● Given problem
Look for "kind" in each line of the entries, and return the matching lines.
====
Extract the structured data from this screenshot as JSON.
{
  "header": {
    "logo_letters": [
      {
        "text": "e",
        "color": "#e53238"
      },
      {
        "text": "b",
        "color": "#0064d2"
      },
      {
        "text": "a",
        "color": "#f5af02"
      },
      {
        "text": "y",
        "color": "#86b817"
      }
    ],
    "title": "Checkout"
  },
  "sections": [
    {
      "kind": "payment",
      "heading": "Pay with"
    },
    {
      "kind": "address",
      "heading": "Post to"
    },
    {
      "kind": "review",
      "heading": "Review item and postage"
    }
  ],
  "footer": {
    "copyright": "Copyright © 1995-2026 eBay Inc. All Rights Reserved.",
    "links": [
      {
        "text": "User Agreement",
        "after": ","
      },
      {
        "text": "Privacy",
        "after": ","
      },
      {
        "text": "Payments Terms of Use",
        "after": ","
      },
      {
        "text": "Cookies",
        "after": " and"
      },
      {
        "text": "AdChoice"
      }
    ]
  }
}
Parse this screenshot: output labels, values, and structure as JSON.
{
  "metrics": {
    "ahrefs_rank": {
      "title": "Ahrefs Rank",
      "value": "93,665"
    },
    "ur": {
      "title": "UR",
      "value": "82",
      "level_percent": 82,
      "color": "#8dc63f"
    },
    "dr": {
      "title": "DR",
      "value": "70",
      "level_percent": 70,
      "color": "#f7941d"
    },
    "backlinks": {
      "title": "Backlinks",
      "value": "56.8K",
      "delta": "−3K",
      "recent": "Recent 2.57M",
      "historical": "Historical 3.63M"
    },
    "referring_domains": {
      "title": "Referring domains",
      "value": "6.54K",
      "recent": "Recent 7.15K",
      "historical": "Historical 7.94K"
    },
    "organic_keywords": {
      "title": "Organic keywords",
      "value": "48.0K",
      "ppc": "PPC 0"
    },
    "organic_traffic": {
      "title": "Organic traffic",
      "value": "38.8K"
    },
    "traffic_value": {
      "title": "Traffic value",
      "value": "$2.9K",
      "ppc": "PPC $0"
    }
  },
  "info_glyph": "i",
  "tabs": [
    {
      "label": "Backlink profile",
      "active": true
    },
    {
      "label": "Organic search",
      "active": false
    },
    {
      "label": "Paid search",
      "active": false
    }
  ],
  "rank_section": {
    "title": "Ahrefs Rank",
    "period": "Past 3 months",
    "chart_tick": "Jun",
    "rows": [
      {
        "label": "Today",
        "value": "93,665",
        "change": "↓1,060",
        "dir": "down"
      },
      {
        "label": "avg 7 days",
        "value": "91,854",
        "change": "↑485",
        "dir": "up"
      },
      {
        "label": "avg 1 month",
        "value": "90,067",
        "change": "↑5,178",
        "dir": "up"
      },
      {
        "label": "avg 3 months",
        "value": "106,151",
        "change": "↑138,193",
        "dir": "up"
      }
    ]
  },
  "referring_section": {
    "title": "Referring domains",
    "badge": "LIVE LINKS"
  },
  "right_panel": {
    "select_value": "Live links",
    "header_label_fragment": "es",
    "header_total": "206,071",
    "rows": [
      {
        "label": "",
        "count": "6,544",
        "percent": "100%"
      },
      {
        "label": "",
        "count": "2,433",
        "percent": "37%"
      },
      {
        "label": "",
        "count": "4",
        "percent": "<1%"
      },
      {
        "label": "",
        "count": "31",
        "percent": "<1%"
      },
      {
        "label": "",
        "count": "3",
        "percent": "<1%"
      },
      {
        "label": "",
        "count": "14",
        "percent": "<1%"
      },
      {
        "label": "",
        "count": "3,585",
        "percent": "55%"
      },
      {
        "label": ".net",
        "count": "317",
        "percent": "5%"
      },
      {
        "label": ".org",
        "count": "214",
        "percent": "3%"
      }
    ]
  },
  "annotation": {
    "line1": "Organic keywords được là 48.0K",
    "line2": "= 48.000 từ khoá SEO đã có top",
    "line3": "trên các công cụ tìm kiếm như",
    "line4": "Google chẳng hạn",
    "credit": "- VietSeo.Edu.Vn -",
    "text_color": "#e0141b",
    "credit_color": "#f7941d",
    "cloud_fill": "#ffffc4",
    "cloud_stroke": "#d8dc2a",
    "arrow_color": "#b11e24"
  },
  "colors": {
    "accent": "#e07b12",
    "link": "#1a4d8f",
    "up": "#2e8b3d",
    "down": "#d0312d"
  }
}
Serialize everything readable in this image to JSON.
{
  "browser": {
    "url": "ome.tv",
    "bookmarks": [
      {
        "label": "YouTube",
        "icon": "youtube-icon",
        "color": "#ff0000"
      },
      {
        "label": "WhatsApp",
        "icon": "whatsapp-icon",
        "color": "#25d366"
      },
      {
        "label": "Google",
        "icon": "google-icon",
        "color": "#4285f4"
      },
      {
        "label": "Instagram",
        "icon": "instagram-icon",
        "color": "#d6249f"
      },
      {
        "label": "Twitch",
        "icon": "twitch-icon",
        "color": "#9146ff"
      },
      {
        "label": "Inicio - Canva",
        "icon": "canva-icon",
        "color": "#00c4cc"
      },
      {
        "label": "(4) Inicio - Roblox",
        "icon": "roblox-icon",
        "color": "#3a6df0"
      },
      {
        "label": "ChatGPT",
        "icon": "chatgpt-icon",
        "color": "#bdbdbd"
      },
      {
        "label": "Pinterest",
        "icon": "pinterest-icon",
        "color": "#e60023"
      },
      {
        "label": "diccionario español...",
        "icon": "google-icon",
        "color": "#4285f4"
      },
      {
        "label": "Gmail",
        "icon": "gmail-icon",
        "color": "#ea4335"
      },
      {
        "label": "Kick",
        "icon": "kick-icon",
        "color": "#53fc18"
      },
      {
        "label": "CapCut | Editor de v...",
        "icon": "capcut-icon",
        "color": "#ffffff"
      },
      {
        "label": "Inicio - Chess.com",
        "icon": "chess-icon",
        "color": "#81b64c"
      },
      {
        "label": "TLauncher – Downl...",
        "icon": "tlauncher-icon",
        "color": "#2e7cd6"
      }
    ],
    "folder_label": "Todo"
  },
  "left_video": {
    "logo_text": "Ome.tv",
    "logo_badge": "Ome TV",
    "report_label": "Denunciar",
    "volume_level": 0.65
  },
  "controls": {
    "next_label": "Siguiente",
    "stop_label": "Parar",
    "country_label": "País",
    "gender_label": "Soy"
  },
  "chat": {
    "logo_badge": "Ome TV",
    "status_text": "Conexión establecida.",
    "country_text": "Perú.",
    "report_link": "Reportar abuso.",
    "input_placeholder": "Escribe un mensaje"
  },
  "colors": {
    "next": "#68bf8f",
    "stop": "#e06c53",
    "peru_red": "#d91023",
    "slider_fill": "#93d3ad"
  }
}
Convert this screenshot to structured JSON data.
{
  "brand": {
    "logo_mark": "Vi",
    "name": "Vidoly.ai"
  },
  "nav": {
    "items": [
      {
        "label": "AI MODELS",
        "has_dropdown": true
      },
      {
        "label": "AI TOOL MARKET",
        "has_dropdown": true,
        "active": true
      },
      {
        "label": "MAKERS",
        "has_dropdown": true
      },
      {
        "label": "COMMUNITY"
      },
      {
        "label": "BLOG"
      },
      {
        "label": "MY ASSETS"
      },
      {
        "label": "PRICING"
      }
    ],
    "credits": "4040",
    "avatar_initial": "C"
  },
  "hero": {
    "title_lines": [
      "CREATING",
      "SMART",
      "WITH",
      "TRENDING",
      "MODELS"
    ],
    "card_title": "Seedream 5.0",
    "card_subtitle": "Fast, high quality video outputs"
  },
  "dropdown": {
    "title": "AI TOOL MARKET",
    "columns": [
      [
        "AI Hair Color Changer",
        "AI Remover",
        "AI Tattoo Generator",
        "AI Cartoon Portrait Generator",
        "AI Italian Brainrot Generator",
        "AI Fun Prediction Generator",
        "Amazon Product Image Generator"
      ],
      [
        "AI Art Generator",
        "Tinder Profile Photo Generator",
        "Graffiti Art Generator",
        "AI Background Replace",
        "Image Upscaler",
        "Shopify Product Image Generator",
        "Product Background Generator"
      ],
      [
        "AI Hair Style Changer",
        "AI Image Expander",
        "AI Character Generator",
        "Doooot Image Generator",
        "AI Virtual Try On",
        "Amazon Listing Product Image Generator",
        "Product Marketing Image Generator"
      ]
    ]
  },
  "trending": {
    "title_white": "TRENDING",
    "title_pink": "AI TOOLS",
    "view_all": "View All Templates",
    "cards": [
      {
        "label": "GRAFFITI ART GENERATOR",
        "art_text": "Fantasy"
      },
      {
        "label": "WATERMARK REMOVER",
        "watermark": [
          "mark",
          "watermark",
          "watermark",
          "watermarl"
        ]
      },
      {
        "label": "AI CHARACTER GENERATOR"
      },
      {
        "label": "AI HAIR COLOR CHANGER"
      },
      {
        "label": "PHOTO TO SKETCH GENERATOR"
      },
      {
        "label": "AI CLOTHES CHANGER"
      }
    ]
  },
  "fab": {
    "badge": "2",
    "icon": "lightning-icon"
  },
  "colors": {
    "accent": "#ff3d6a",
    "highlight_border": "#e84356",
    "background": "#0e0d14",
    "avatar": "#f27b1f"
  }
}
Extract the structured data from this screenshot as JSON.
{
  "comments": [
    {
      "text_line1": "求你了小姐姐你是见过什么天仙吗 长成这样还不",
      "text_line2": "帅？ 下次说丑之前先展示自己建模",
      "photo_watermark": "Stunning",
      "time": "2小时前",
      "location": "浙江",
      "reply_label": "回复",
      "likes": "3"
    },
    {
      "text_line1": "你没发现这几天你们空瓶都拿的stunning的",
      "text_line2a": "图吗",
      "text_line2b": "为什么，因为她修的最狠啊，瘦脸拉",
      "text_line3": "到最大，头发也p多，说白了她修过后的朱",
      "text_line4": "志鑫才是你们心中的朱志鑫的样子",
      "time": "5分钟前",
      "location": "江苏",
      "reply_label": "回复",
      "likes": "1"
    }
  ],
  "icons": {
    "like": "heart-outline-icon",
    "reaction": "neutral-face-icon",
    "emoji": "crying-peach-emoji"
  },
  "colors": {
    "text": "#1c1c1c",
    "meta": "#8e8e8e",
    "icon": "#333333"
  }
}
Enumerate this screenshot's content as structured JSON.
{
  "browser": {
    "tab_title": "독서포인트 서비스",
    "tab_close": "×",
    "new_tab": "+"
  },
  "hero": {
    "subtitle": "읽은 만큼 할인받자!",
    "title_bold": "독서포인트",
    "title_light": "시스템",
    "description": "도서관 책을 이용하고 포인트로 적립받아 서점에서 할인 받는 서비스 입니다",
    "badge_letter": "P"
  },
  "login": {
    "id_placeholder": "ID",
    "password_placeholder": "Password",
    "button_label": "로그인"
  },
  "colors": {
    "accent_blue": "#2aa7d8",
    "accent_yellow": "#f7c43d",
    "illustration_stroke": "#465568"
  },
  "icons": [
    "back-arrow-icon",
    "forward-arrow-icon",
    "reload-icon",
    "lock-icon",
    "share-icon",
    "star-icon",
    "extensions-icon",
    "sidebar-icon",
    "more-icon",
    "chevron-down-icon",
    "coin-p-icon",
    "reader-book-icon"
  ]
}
====
● Task answer
      "kind": "payment",
      "kind": "address",
      "kind": "review",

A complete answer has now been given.